● **AIM**
Exactly reproduce each line of the listing that follows.

● **Stored data**
-- Begin --
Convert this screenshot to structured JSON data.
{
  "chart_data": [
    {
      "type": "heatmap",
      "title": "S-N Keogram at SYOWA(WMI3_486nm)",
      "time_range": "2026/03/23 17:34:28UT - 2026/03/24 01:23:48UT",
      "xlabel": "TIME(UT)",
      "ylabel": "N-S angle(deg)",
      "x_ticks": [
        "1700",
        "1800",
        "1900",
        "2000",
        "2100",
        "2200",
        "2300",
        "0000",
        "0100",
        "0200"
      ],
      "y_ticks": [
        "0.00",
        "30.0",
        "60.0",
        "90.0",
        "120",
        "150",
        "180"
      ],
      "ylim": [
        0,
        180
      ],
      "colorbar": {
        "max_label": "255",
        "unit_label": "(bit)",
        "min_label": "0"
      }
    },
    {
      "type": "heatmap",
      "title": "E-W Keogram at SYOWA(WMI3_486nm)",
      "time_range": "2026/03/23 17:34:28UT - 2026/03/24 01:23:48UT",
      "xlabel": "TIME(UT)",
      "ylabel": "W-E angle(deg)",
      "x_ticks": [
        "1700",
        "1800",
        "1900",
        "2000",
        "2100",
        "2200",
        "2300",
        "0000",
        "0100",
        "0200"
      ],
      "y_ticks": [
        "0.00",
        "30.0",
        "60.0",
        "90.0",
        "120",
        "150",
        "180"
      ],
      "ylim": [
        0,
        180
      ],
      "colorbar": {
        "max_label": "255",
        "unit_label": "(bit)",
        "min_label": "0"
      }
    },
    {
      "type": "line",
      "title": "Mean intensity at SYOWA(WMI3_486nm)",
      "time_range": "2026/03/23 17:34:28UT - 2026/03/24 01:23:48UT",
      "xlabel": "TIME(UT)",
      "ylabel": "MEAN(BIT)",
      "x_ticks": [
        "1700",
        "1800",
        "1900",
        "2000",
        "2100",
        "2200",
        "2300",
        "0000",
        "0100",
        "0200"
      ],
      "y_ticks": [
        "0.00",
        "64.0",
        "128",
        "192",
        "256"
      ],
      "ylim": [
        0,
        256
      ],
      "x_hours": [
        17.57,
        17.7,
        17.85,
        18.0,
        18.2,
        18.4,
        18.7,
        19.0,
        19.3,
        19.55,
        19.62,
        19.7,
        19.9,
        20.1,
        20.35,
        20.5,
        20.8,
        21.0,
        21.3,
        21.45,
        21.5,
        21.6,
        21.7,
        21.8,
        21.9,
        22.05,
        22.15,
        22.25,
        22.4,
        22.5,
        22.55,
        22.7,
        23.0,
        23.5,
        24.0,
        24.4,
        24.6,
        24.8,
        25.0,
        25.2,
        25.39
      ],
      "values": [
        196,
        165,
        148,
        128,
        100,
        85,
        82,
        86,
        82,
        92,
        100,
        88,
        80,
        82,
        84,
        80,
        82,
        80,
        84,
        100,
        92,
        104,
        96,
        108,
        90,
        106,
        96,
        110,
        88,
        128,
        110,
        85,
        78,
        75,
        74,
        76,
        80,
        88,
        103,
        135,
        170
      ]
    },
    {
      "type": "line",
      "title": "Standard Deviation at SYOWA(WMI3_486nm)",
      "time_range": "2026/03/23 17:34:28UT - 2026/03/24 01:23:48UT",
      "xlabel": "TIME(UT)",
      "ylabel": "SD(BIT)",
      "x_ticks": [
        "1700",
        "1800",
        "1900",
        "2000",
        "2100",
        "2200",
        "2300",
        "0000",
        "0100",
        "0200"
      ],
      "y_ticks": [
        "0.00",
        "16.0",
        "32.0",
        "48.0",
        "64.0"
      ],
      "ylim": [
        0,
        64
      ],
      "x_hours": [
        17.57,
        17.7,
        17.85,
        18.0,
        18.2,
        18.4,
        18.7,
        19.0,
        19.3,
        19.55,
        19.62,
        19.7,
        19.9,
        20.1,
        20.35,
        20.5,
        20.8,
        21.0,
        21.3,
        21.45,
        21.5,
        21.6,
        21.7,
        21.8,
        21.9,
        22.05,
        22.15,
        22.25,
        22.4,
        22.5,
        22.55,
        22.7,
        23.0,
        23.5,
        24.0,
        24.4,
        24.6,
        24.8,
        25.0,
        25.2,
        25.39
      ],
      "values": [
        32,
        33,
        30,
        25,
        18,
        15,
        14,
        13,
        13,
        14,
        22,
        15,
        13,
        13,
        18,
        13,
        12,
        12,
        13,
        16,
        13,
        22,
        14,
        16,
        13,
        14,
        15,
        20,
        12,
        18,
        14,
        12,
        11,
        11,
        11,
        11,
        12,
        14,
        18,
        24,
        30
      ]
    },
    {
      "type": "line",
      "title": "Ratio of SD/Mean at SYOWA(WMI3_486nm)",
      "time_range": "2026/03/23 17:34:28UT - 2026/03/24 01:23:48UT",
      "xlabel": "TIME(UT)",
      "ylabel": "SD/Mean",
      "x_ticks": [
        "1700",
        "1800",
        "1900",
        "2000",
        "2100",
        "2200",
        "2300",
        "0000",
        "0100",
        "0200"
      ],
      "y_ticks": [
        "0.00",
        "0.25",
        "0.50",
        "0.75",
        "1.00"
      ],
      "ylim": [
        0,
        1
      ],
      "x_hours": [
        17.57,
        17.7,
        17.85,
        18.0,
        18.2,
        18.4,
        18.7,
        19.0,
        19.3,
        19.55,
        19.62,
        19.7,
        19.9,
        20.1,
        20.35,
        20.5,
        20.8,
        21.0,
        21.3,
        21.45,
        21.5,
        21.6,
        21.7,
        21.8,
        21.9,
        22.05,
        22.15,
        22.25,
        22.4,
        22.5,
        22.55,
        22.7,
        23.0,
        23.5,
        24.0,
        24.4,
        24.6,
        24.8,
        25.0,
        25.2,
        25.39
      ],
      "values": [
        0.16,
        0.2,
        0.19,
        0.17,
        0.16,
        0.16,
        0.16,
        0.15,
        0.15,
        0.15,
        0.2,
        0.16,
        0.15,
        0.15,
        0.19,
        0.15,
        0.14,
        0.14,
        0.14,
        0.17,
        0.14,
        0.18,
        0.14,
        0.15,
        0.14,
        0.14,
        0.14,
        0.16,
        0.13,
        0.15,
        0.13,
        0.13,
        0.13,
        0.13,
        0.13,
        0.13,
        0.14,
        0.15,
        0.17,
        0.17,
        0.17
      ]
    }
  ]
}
-- End --
● **COMPLETE RESPONSE**
Convert this screenshot to structured JSON data.
{
  "chart_data": [
    {
      "type": "heatmap",
      "title": "S-N Keogram at SYOWA(WMI3_486nm)",
      "time_range": "2026/03/23 17:34:28UT - 2026/03/24 01:23:48UT",
      "xlabel": "TIME(UT)",
      "ylabel": "N-S angle(deg)",
      "x_ticks": [
        "1700",
        "1800",
        "1900",
        "2000",
        "2100",
        "2200",
        "2300",
        "0000",
        "0100",
        "0200"
      ],
      "y_ticks": [
        "0.00",
        "30.0",
        "60.0",
        "90.0",
        "120",
        "150",
        "180"
      ],
      "ylim": [
        0,
        180
      ],
      "colorbar": {
        "max_label": "255",
        "unit_label": "(bit)",
        "min_label": "0"
      }
    },
    {
      "type": "heatmap",
      "title": "E-W Keogram at SYOWA(WMI3_486nm)",
      "time_range": "2026/03/23 17:34:28UT - 2026/03/24 01:23:48UT",
      "xlabel": "TIME(UT)",
      "ylabel": "W-E angle(deg)",
      "x_ticks": [
        "1700",
        "1800",
        "1900",
        "2000",
        "2100",
        "2200",
        "2300",
        "0000",
        "0100",
        "0200"
      ],
      "y_ticks": [
        "0.00",
        "30.0",
        "60.0",
        "90.0",
        "120",
        "150",
        "180"
      ],
      "ylim": [
        0,
        180
      ],
      "colorbar": {
        "max_label": "255",
        "unit_label": "(bit)",
        "min_label": "0"
      }
    },
    {
      "type": "line",
      "title": "Mean intensity at SYOWA(WMI3_486nm)",
      "time_range": "2026/03/23 17:34:28UT - 2026/03/24 01:23:48UT",
      "xlabel": "TIME(UT)",
      "ylabel": "MEAN(BIT)",
      "x_ticks": [
        "1700",
        "1800",
        "1900",
        "2000",
        "2100",
        "2200",
        "2300",
        "0000",
        "0100",
        "0200"
      ],
      "y_ticks": [
        "0.00",
        "64.0",
        "128",
        "192",
        "256"
      ],
      "ylim": [
        0,
        256
      ],
      "x_hours": [
        17.57,
        17.7,
        17.85,
        18.0,
        18.2,
        18.4,
        18.7,
        19.0,
        19.3,
        19.55,
        19.62,
        19.7,
        19.9,
        20.1,
        20.35,
        20.5,
        20.8,
        21.0,
        21.3,
        21.45,
        21.5,
        21.6,
        21.7,
        21.8,
        21.9,
        22.05,
        22.15,
        22.25,
        22.4,
        22.5,
        22.55,
        22.7,
        23.0,
        23.5,
        24.0,
        24.4,
        24.6,
        24.8,
        25.0,
        25.2,
        25.39
      ],
      "values": [
        196,
        165,
        148,
        128,
        100,
        85,
        82,
        86,
        82,
        92,
        100,
        88,
        80,
        82,
        84,
        80,
        82,
        80,
        84,
        100,
        92,
        104,
        96,
        108,
        90,
        106,
        96,
        110,
        88,
        128,
        110,
        85,
        78,
        75,
        74,
        76,
        80,
        88,
        103,
        135,
        170
      ]
    },
    {
      "type": "line",
      "title": "Standard Deviation at SYOWA(WMI3_486nm)",
      "time_range": "2026/03/23 17:34:28UT - 2026/03/24 01:23:48UT",
      "xlabel": "TIME(UT)",
      "ylabel": "SD(BIT)",
      "x_ticks": [
        "1700",
        "1800",
        "1900",
        "2000",
        "2100",
        "2200",
        "2300",
        "0000",
        "0100",
        "0200"
      ],
      "y_ticks": [
        "0.00",
        "16.0",
        "32.0",
        "48.0",
        "64.0"
      ],
      "ylim": [
        0,
        64
      ],
      "x_hours": [
        17.57,
        17.7,
        17.85,
        18.0,
        18.2,
        18.4,
        18.7,
        19.0,
        19.3,
        19.55,
        19.62,
        19.7,
        19.9,
        20.1,
        20.35,
        20.5,
        20.8,
        21.0,
        21.3,
        21.45,
        21.5,
        21.6,
        21.7,
        21.8,
        21.9,
        22.05,
        22.15,
        22.25,
        22.4,
        22.5,
        22.55,
        22.7,
        23.0,
        23.5,
        24.0,
        24.4,
        24.6,
        24.8,
        25.0,
        25.2,
        25.39
      ],
      "values": [
        32,
        33,
        30,
        25,
        18,
        15,
        14,
        13,
        13,
        14,
        22,
        15,
        13,
        13,
        18,
        13,
        12,
        12,
        13,
        16,
        13,
        22,
        14,
        16,
        13,
        14,
        15,
        20,
        12,
        18,
        14,
        12,
        11,
        11,
        11,
        11,
        12,
        14,
        18,
        24,
        30
      ]
    },
    {
      "type": "line",
      "title": "Ratio of SD/Mean at SYOWA(WMI3_486nm)",
      "time_range": "2026/03/23 17:34:28UT - 2026/03/24 01:23:48UT",
      "xlabel": "TIME(UT)",
      "ylabel": "SD/Mean",
      "x_ticks": [
        "1700",
        "1800",
        "1900",
        "2000",
        "2100",
        "2200",
        "2300",
        "0000",
        "0100",
        "0200"
      ],
      "y_ticks": [
        "0.00",
        "0.25",
        "0.50",
        "0.75",
        "1.00"
      ],
      "ylim": [
        0,
        1
      ],
      "x_hours": [
        17.57,
        17.7,
        17.85,
        18.0,
        18.2,
        18.4,
        18.7,
        19.0,
        19.3,
        19.55,
        19.62,
        19.7,
        19.9,
        20.1,
        20.35,
        20.5,
        20.8,
        21.0,
        21.3,
        21.45,
        21.5,
        21.6,
        21.7,
        21.8,
        21.9,
        22.05,
        22.15,
        22.25,
        22.4,
        22.5,
        22.55,
        22.7,
        23.0,
        23.5,
        24.0,
        24.4,
        24.6,
        24.8,
        25.0,
        25.2,
        25.39
      ],
      "values": [
        0.16,
        0.2,
        0.19,
        0.17,
        0.16,
        0.16,
        0.16,
        0.15,
        0.15,
        0.15,
        0.2,
        0.16,
        0.15,
        0.15,
        0.19,
        0.15,
        0.14,
        0.14,
        0.14,
        0.17,
        0.14,
        0.18,
        0.14,
        0.15,
        0.14,
        0.14,
        0.14,
        0.16,
        0.13,
        0.15,
        0.13,
        0.13,
        0.13,
        0.13,
        0.13,
        0.13,
        0.14,
        0.15,
        0.17,
        0.17,
        0.17
      ]
    }
  ]
}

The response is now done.